Problem details: Using the data below, copy each line that includes the word "image".

Source data:

####

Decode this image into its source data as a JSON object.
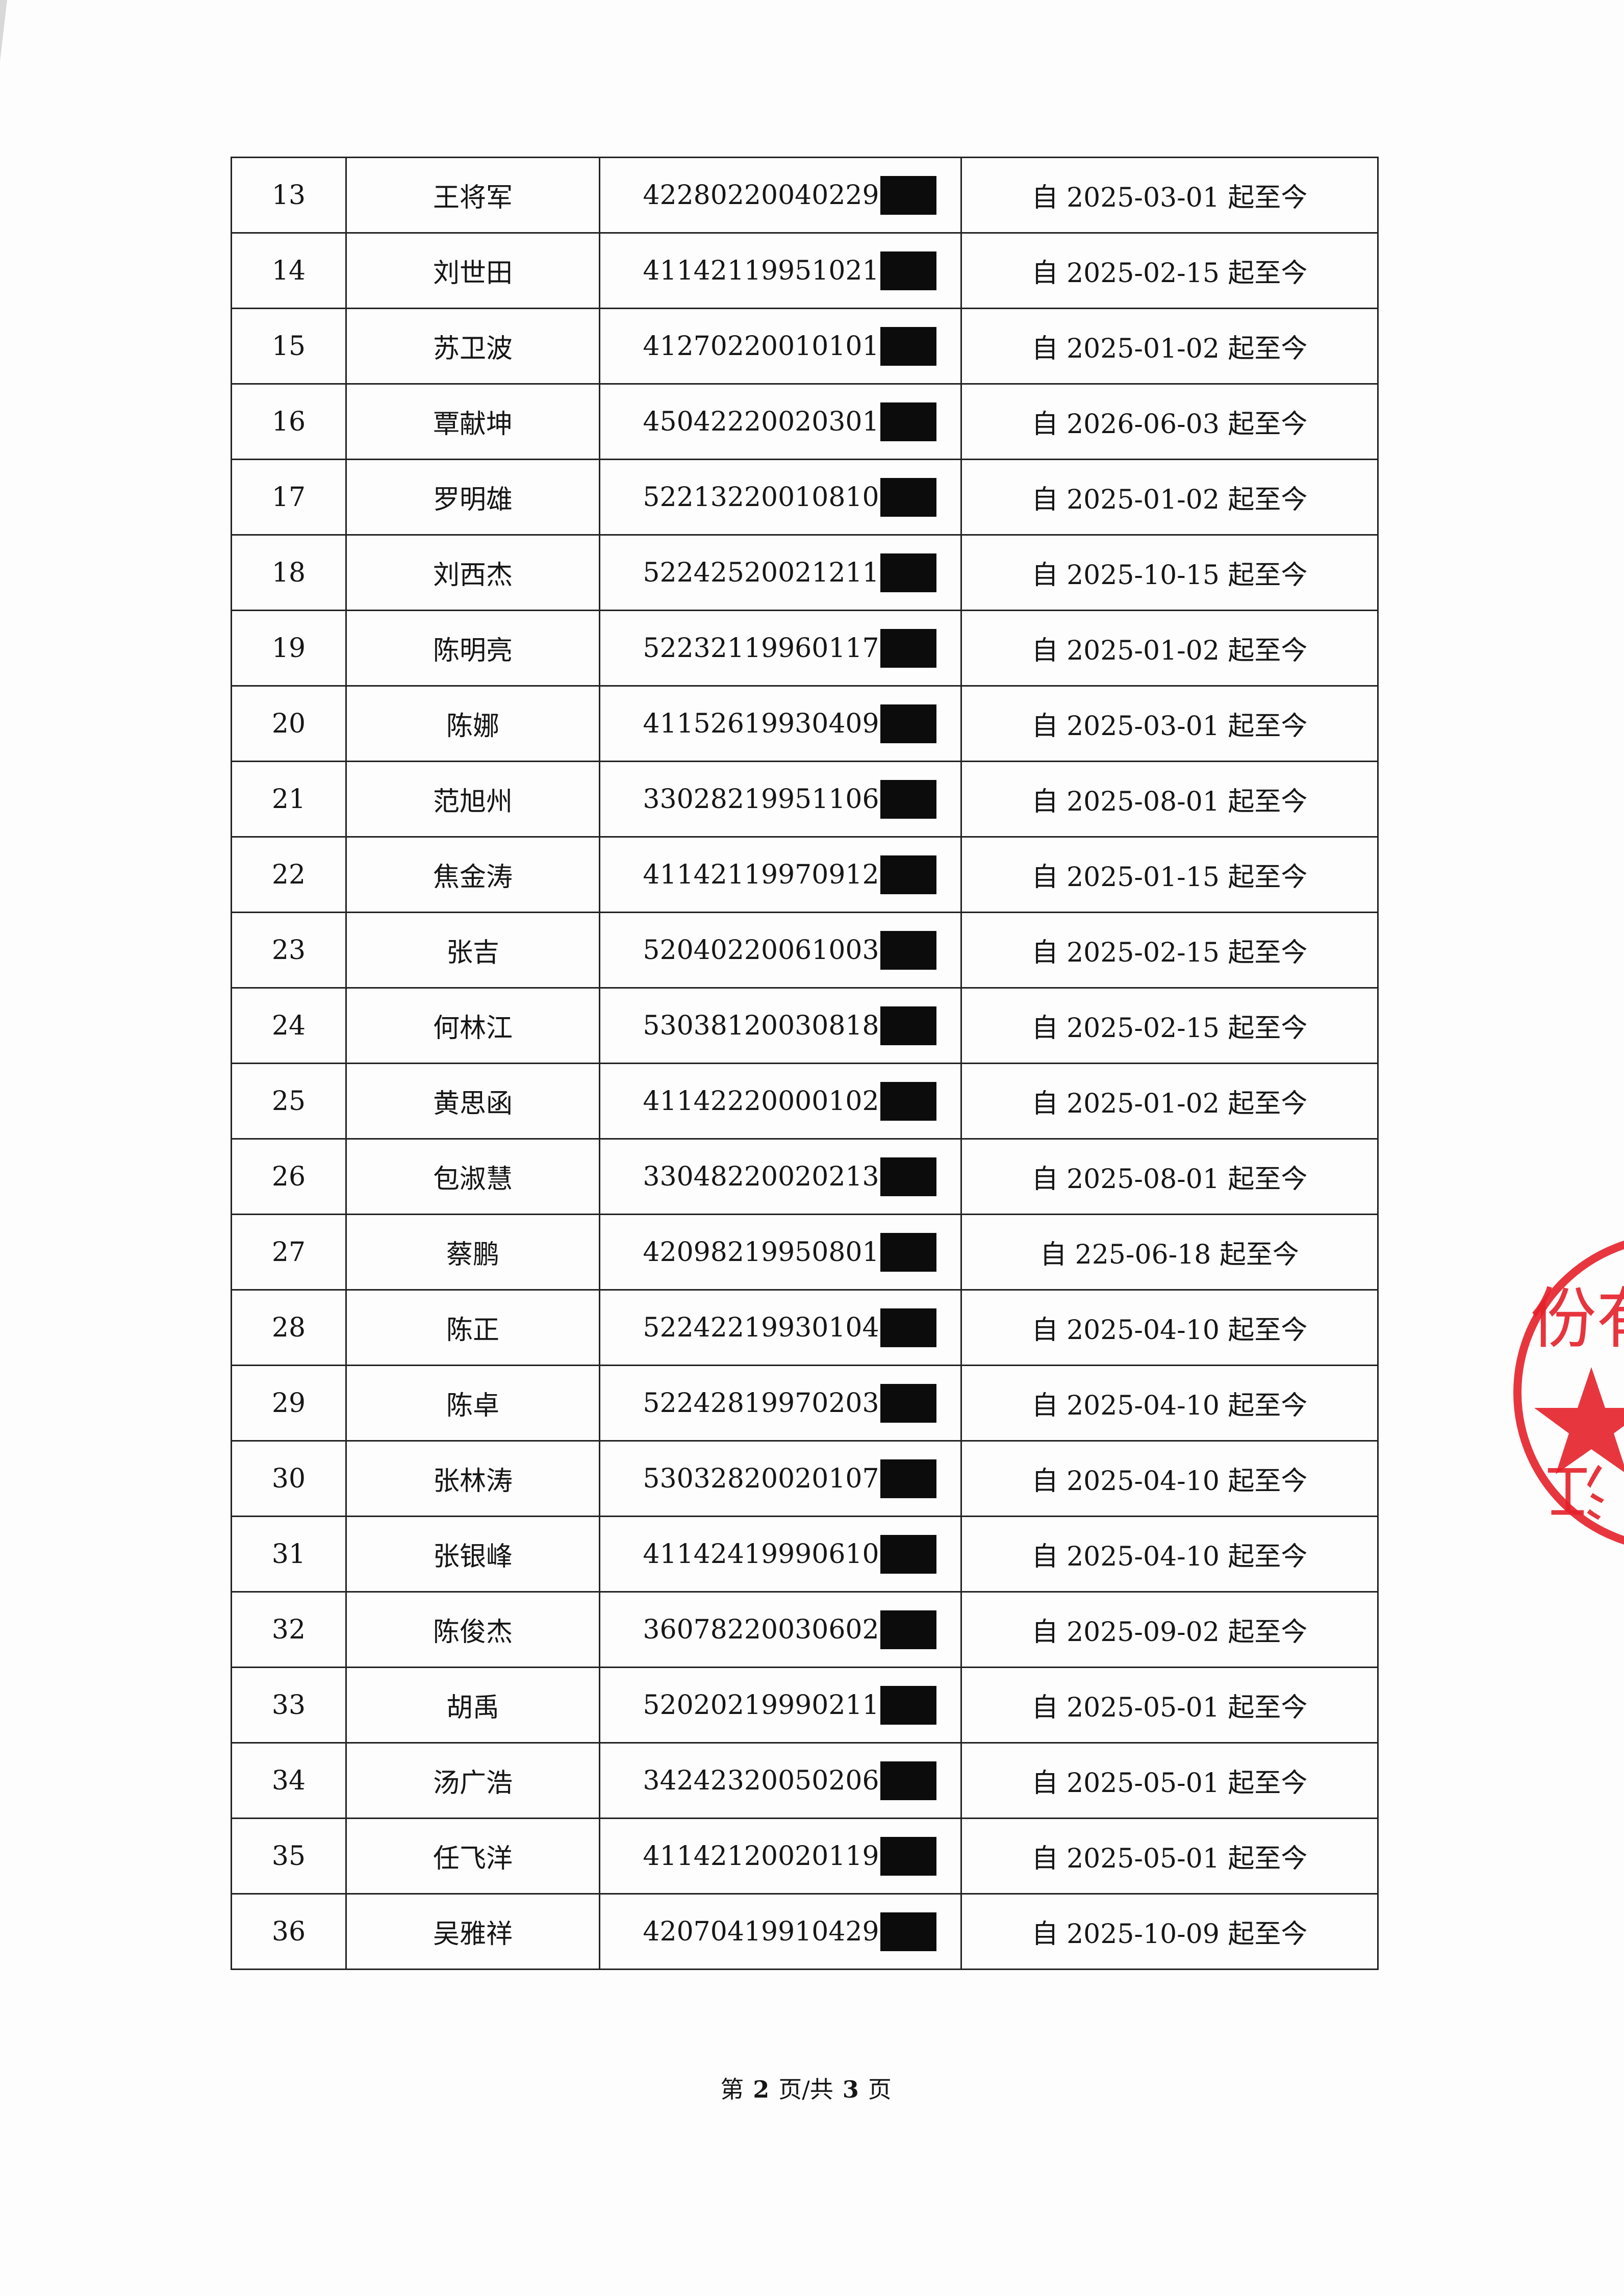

####

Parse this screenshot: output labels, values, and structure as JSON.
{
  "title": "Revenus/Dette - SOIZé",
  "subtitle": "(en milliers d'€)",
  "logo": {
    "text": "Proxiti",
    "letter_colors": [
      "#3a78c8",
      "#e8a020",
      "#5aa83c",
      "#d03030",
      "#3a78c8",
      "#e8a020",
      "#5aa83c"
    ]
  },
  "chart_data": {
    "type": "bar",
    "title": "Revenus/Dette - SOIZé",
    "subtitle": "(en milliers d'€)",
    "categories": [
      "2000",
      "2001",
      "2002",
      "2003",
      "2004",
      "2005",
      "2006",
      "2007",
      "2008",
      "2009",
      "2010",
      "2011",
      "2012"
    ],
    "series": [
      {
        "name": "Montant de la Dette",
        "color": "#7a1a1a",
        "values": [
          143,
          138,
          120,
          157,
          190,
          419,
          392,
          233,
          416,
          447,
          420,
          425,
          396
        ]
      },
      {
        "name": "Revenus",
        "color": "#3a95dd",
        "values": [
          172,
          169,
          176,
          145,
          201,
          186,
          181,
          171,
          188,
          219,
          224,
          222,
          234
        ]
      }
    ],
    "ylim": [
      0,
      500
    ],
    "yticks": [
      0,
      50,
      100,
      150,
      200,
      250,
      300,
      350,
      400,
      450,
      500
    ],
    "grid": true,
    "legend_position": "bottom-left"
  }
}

####

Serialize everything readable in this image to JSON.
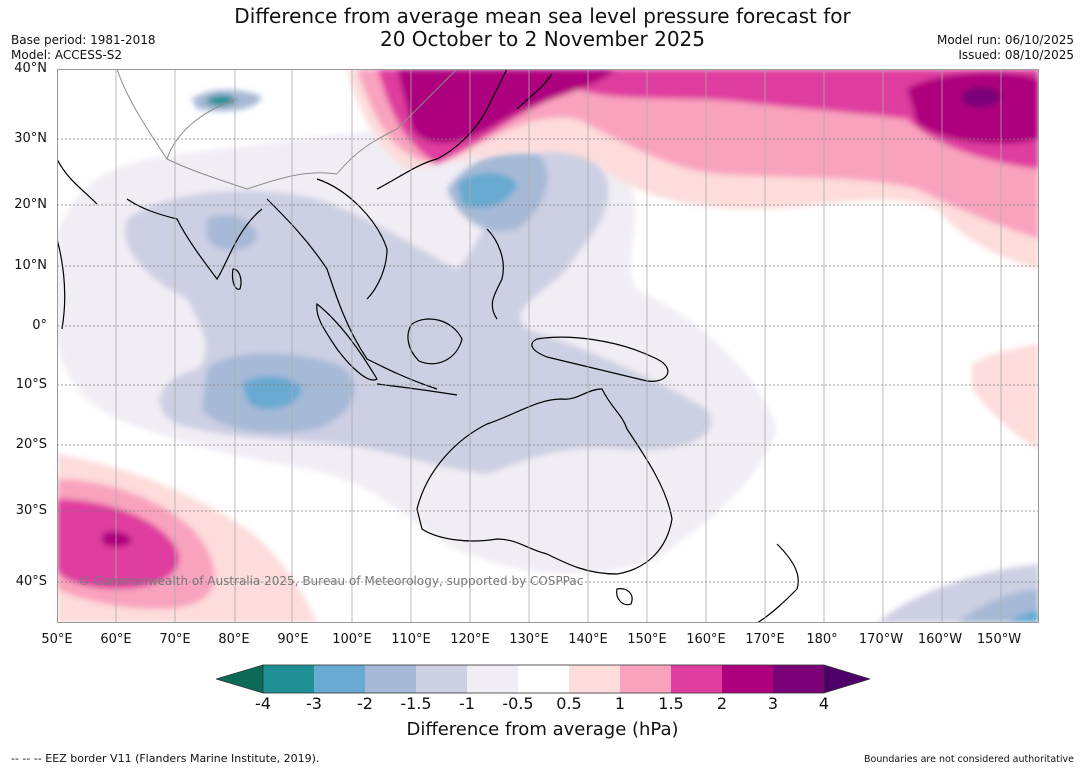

####

Complete answer:
Decode this image into its source data as a JSON object.
Serialize everything readable in this image to JSON.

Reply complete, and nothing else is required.